Task inputs:

>> START

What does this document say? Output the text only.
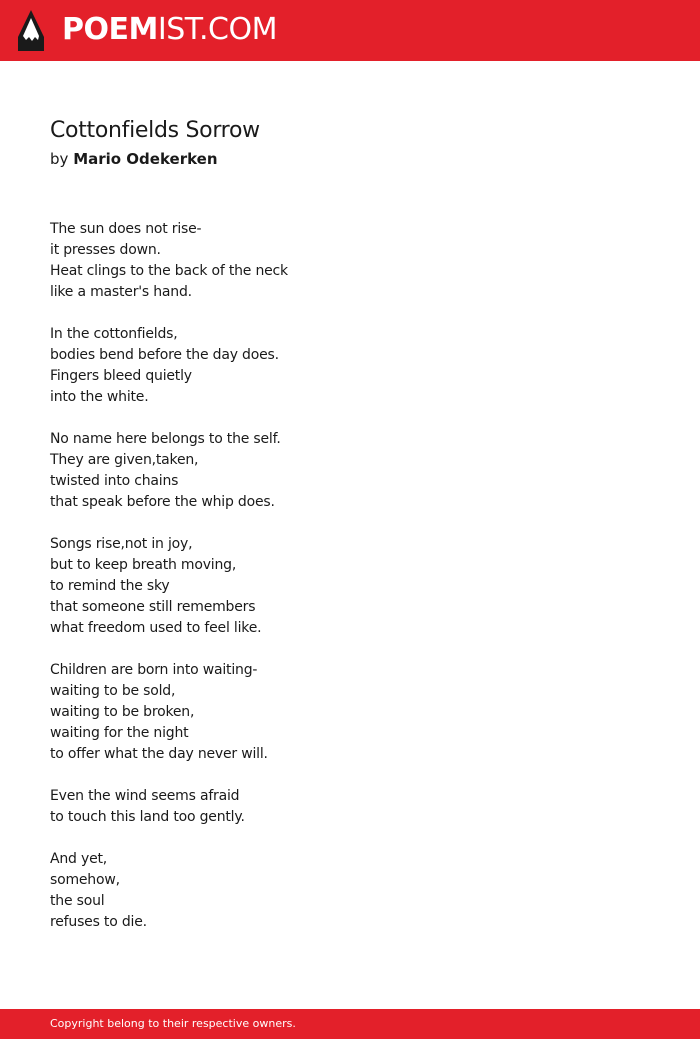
POEMIST.COM
Cottonfields Sorrow
by Mario Odekerken
The sun does not rise-
it presses down.
Heat clings to the back of the neck
like a master's hand.
In the cottonfields,
bodies bend before the day does.
Fingers bleed quietly
into the white.
No name here belongs to the self.
They are given,taken,
twisted into chains
that speak before the whip does.
Songs rise,not in joy,
but to keep breath moving,
to remind the sky
that someone still remembers
what freedom used to feel like.
Children are born into waiting-
waiting to be sold,
waiting to be broken,
waiting for the night
to offer what the day never will.
Even the wind seems afraid
to touch this land too gently.
And yet,
somehow,
the soul
refuses to die.
Copyright belong to their respective owners.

>> END

What to work on: Retype the whole listing exactly and leave the pictures out.

Output:
What does this document say? Output the text only.
POEMIST.COM
Cottonfields Sorrow
by Mario Odekerken
The sun does not rise-
it presses down.
Heat clings to the back of the neck
like a master's hand.
In the cottonfields,
bodies bend before the day does.
Fingers bleed quietly
into the white.
No name here belongs to the self.
They are given,taken,
twisted into chains
that speak before the whip does.
Songs rise,not in joy,
but to keep breath moving,
to remind the sky
that someone still remembers
what freedom used to feel like.
Children are born into waiting-
waiting to be sold,
waiting to be broken,
waiting for the night
to offer what the day never will.
Even the wind seems afraid
to touch this land too gently.
And yet,
somehow,
the soul
refuses to die.
Copyright belong to their respective owners.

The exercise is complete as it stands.